* _To do_
Check each line of the data for "pentru" and select those that have it.

* _Extracted information_
§

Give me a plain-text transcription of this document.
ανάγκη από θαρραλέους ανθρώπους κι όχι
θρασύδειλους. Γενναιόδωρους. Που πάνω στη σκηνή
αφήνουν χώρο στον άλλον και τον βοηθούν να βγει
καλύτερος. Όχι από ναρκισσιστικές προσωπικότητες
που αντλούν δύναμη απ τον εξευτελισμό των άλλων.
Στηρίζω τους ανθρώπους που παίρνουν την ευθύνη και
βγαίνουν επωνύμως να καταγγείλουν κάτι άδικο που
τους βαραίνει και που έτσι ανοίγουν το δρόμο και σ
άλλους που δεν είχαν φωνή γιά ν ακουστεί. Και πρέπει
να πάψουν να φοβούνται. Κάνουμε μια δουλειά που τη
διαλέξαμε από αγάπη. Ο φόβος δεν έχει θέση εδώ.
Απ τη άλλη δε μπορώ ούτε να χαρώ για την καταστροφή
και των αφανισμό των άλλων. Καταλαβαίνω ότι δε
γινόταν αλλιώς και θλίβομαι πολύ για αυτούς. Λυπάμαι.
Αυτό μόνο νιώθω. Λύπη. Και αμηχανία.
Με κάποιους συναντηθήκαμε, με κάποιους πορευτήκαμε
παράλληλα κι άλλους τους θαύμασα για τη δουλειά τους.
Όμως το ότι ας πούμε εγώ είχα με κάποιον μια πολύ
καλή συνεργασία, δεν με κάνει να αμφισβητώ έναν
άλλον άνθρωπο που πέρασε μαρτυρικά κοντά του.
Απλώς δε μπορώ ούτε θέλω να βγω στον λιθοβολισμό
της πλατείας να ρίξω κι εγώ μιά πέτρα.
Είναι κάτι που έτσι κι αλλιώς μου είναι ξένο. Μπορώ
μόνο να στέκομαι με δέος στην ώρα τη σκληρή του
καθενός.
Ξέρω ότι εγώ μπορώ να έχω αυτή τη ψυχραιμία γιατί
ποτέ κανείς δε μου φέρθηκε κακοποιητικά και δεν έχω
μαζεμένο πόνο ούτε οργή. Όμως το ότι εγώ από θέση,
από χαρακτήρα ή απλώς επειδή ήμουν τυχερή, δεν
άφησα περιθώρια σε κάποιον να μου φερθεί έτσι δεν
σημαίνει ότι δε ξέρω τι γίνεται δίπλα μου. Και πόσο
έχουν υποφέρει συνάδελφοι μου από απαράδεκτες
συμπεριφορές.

§

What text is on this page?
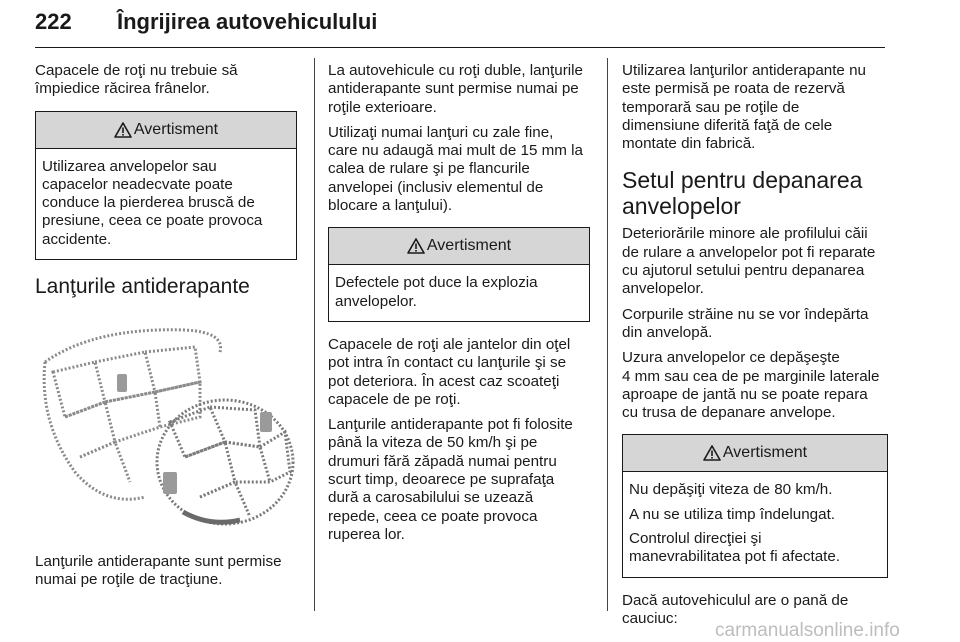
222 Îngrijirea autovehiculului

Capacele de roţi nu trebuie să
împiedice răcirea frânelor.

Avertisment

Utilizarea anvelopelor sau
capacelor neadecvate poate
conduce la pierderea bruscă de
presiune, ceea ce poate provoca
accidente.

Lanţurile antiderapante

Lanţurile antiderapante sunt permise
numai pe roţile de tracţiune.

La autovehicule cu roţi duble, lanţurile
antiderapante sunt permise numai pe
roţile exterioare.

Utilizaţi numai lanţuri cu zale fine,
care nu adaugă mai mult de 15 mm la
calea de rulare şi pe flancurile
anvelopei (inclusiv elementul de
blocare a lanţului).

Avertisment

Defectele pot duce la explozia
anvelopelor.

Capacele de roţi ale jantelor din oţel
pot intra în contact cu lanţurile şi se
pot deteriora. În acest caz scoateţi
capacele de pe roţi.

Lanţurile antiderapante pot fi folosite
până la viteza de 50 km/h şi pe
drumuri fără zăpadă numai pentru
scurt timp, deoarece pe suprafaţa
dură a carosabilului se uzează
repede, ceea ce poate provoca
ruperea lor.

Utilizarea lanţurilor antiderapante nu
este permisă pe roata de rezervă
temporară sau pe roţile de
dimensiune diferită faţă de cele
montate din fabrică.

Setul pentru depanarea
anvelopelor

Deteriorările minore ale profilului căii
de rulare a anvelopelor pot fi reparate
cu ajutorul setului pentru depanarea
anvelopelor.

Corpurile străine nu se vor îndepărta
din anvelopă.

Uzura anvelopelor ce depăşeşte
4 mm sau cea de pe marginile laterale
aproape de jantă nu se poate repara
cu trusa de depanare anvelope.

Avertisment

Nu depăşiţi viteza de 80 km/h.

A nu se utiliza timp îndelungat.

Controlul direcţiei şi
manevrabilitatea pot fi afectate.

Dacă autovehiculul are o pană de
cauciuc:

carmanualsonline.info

§

* _Complete response_
drumuri fără zăpadă numai pentru
Setul pentru depanarea
cu ajutorul setului pentru depanarea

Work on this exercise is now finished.